> Written instruction: Determine the number of lines containing the word "this", and state that figure alone.

> Dataset:
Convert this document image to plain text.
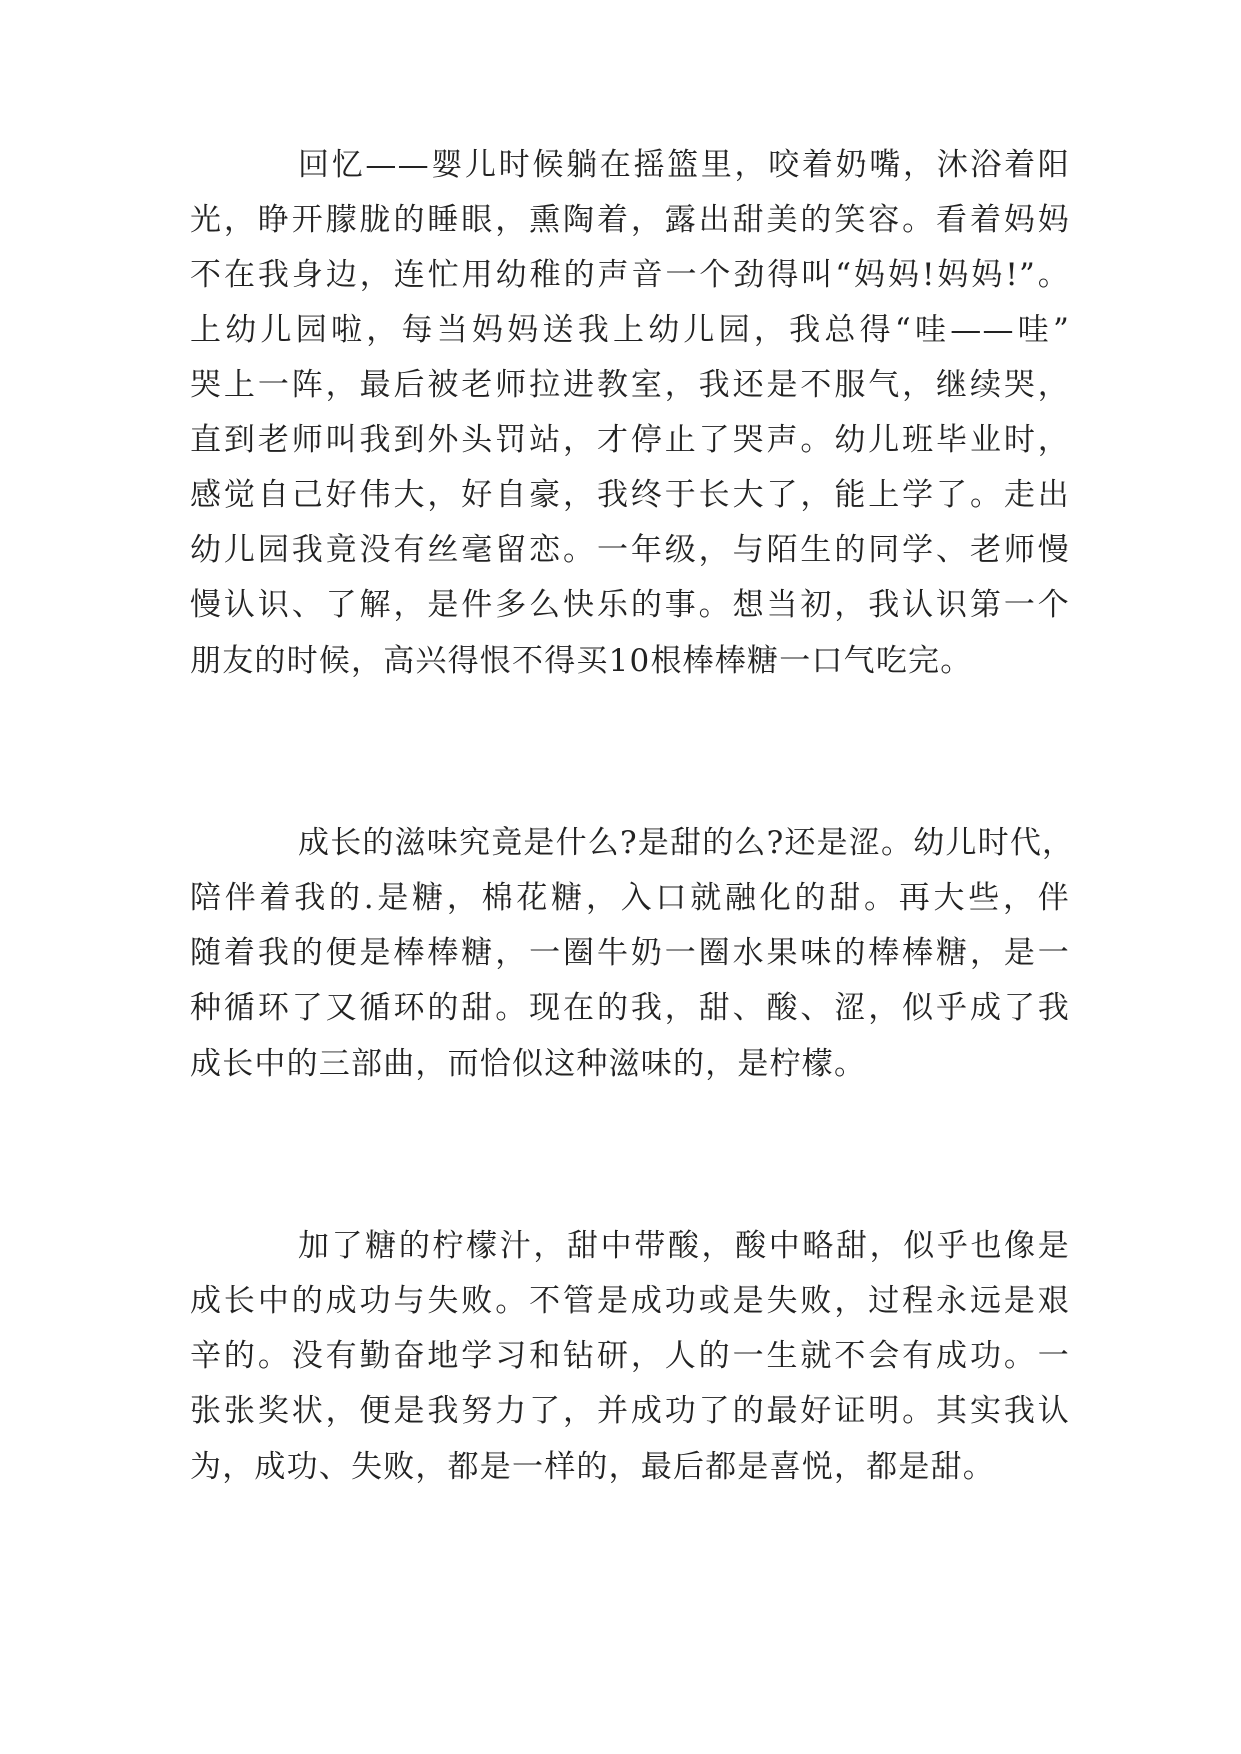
回忆——婴儿时候躺在摇篮里，咬着奶嘴，沐浴着阳
光，睁开朦胧的睡眼，熏陶着，露出甜美的笑容。看着妈妈
不在我身边，连忙用幼稚的声音一个劲得叫“妈妈!妈妈!”。
上幼儿园啦，每当妈妈送我上幼儿园，我总得“哇——哇”
哭上一阵，最后被老师拉进教室，我还是不服气，继续哭，
直到老师叫我到外头罚站，才停止了哭声。幼儿班毕业时，
感觉自己好伟大，好自豪，我终于长大了，能上学了。走出
幼儿园我竟没有丝毫留恋。一年级，与陌生的同学、老师慢
慢认识、了解，是件多么快乐的事。想当初，我认识第一个
朋友的时候，高兴得恨不得买10根棒棒糖一口气吃完。
成长的滋味究竟是什么?是甜的么?还是涩。幼儿时代，
陪伴着我的.是糖，棉花糖，入口就融化的甜。再大些，伴
随着我的便是棒棒糖，一圈牛奶一圈水果味的棒棒糖，是一
种循环了又循环的甜。现在的我，甜、酸、涩，似乎成了我
成长中的三部曲，而恰似这种滋味的，是柠檬。
加了糖的柠檬汁，甜中带酸，酸中略甜，似乎也像是
成长中的成功与失败。不管是成功或是失败，过程永远是艰
辛的。没有勤奋地学习和钻研，人的一生就不会有成功。一
张张奖状，便是我努力了，并成功了的最好证明。其实我认
为，成功、失败，都是一样的，最后都是喜悦，都是甜。
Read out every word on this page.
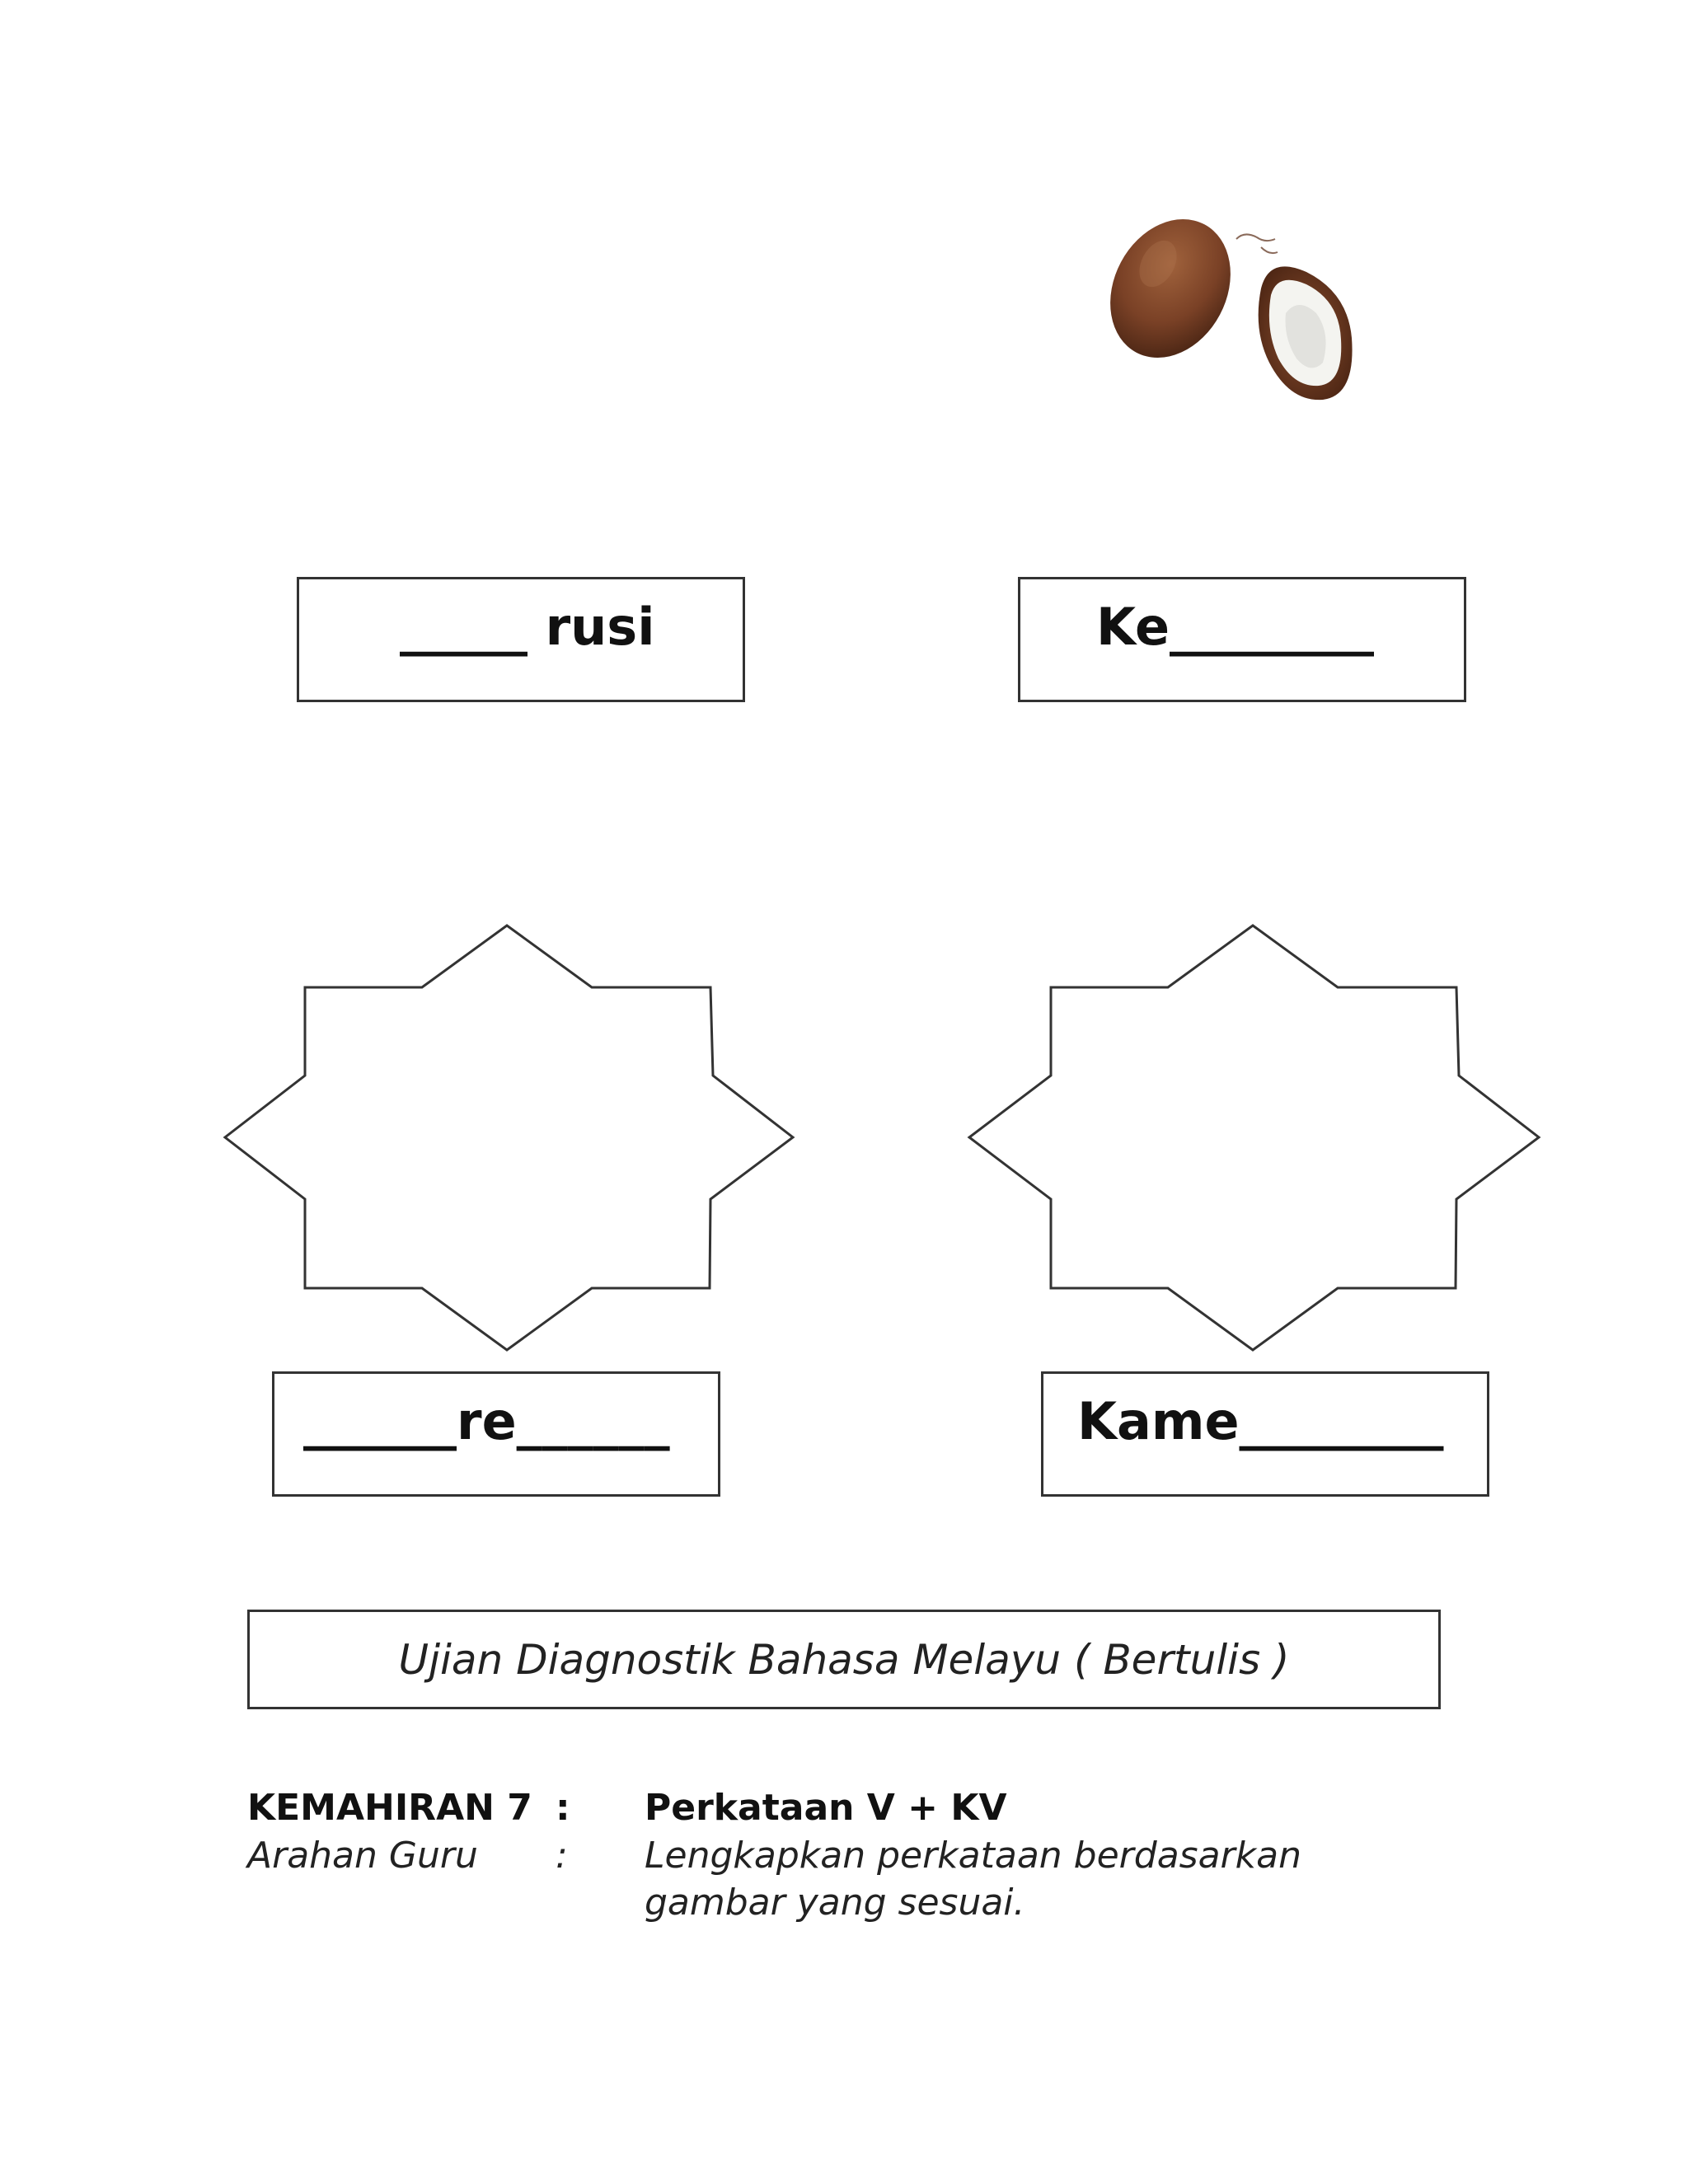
_____ rusi	Ke________
______re______	Kame________
Ujian Diagnostik Bahasa Melayu ( Bertulis )
KEMAHIRAN 7 : Perkataan V + KV
Arahan Guru : Lengkapkan perkataan berdasarkan
gambar yang sesuai.
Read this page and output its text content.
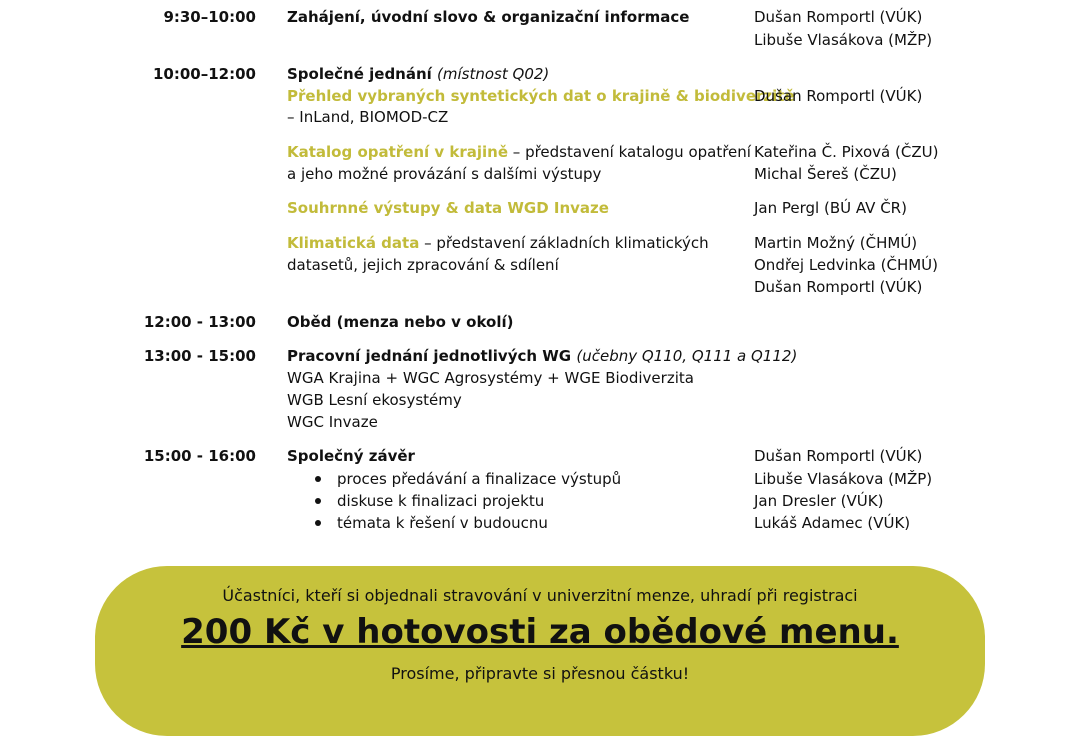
9:30–10:00 Zahájení, úvodní slovo & organizační informace	Dušan Romportl (VÚK)
Libuše Vlasákova (MŽP)
10:00–12:00 Společné jednání (místnost Q02)
Přehled vybraných syntetických dat o krajině & biodiverzitě
– InLand, BIOMOD-CZ
Dušan Romportl (VÚK)
Katalog opatření v krajině – představení katalogu opatření
a jeho možné provázání s dalšími výstupy
Kateřina Č. Pixová (ČZU)
Michal Šereš (ČZU)
Souhrnné výstupy & data WGD Invaze	Jan Pergl (BÚ AV ČR)
Klimatická data – představení základních klimatických
datasetů, jejich zpracování & sdílení
Martin Možný (ČHMÚ)
Ondřej Ledvinka (ČHMÚ)
Dušan Romportl (VÚK)
12:00 - 13:00 Oběd (menza nebo v okolí)
13:00 - 15:00 Pracovní jednání jednotlivých WG (učebny Q110, Q111 a Q112)
WGA Krajina + WGC Agrosystémy + WGE Biodiverzita
WGB Lesní ekosystémy
WGC Invaze
15:00 - 16:00 Společný závěr
proces předávání a finalizace výstupů
diskuse k finalizaci projektu
témata k řešení v budoucnu
Dušan Romportl (VÚK)
Libuše Vlasákova (MŽP)
Jan Dresler (VÚK)
Lukáš Adamec (VÚK)
Účastníci, kteří si objednali stravování v univerzitní menze, uhradí při registraci
200 Kč v hotovosti za obědové menu.
Prosíme, připravte si přesnou částku!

> Response to the exercise: 3